▶ _Records for the exercise_
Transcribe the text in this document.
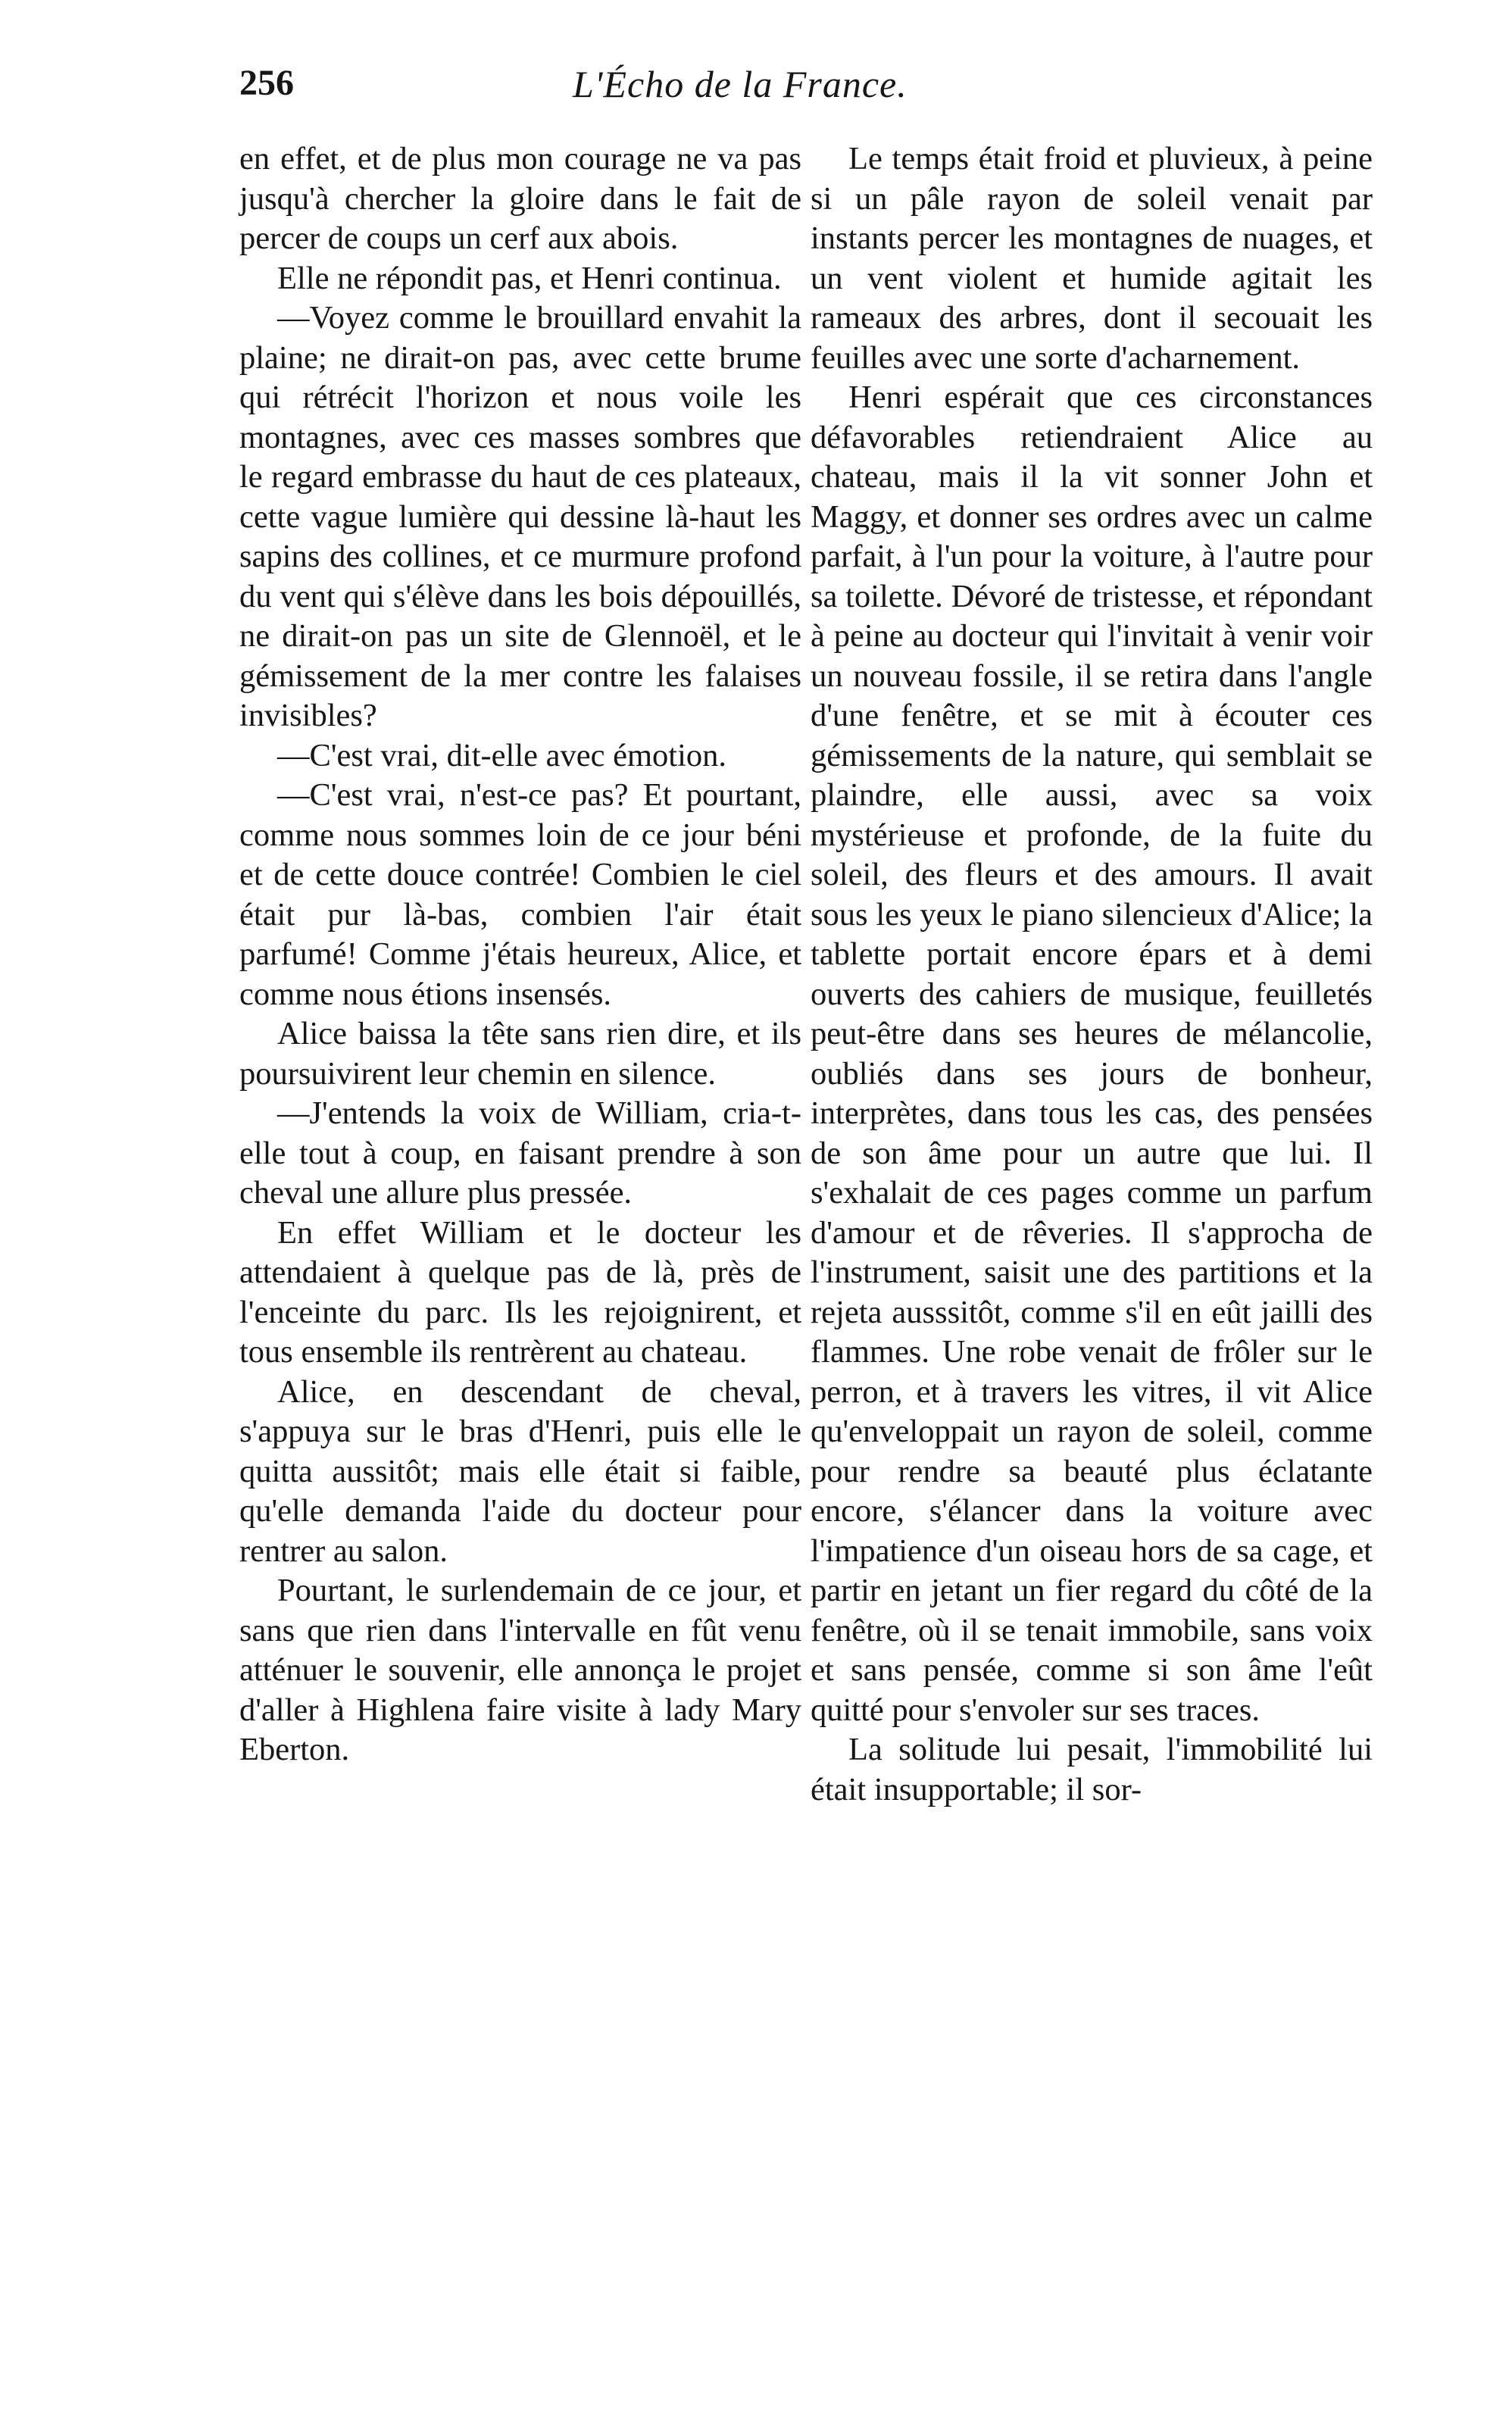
256	L'Écho de la France.

en effet, et de plus mon courage ne va pas jusqu'à chercher la gloire dans le fait de percer de coups un cerf aux abois.

Elle ne répondit pas, et Henri continua.

—Voyez comme le brouillard envahit la plaine; ne dirait-on pas, avec cette brume qui rétrécit l'horizon et nous voile les montagnes, avec ces masses sombres que le regard embrasse du haut de ces plateaux, cette vague lumière qui dessine là-haut les sapins des collines, et ce murmure profond du vent qui s'élève dans les bois dépouillés, ne dirait-on pas un site de Glennoël, et le gémissement de la mer contre les falaises invisibles?

—C'est vrai, dit-elle avec émotion.

—C'est vrai, n'est-ce pas? Et pourtant, comme nous sommes loin de ce jour béni et de cette douce contrée! Combien le ciel était pur là-bas, combien l'air était parfumé! Comme j'étais heureux, Alice, et comme nous étions insensés.

Alice baissa la tête sans rien dire, et ils poursuivirent leur chemin en silence.

—J'entends la voix de William, cria-t-elle tout à coup, en faisant prendre à son cheval une allure plus pressée.

En effet William et le docteur les attendaient à quelque pas de là, près de l'enceinte du parc. Ils les rejoignirent, et tous ensemble ils rentrèrent au chateau.

Alice, en descendant de cheval, s'appuya sur le bras d'Henri, puis elle le quitta aussitôt; mais elle était si faible, qu'elle demanda l'aide du docteur pour rentrer au salon.

Pourtant, le surlendemain de ce jour, et sans que rien dans l'intervalle en fût venu atténuer le souvenir, elle annonça le projet d'aller à Highlena faire visite à lady Mary Eberton.

Le temps était froid et pluvieux, à peine si un pâle rayon de soleil venait par instants percer les montagnes de nuages, et un vent violent et humide agitait les rameaux des arbres, dont il secouait les feuilles avec une sorte d'acharnement.

Henri espérait que ces circonstances défavorables retiendraient Alice au chateau, mais il la vit sonner John et Maggy, et donner ses ordres avec un calme parfait, à l'un pour la voiture, à l'autre pour sa toilette. Dévoré de tristesse, et répondant à peine au docteur qui l'invitait à venir voir un nouveau fossile, il se retira dans l'angle d'une fenêtre, et se mit à écouter ces gémissements de la nature, qui semblait se plaindre, elle aussi, avec sa voix mystérieuse et profonde, de la fuite du soleil, des fleurs et des amours. Il avait sous les yeux le piano silencieux d'Alice; la tablette portait encore épars et à demi ouverts des cahiers de musique, feuilletés peut-être dans ses heures de mélancolie, oubliés dans ses jours de bonheur, interprètes, dans tous les cas, des pensées de son âme pour un autre que lui. Il s'exhalait de ces pages comme un parfum d'amour et de rêveries. Il s'approcha de l'instrument, saisit une des partitions et la rejeta ausssitôt, comme s'il en eût jailli des flammes. Une robe venait de frôler sur le perron, et à travers les vitres, il vit Alice qu'enveloppait un rayon de soleil, comme pour rendre sa beauté plus éclatante encore, s'élancer dans la voiture avec l'impatience d'un oiseau hors de sa cage, et partir en jetant un fier regard du côté de la fenêtre, où il se tenait immobile, sans voix et sans pensée, comme si son âme l'eût quitté pour s'envoler sur ses traces.

La solitude lui pesait, l'immobilité lui était insupportable; il sor-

▶ _What to do_
Which lines hold the string "William"? List them all.

▶ _The result_
—J'entends la voix de William, cria-t-elle tout à coup, en faisant prendre à son cheval une allure plus pressée.
En effet William et le docteur les attendaient à quelque pas de là, près de l'enceinte du parc. Ils les rejoignirent, et tous ensemble ils rentrèrent au chateau.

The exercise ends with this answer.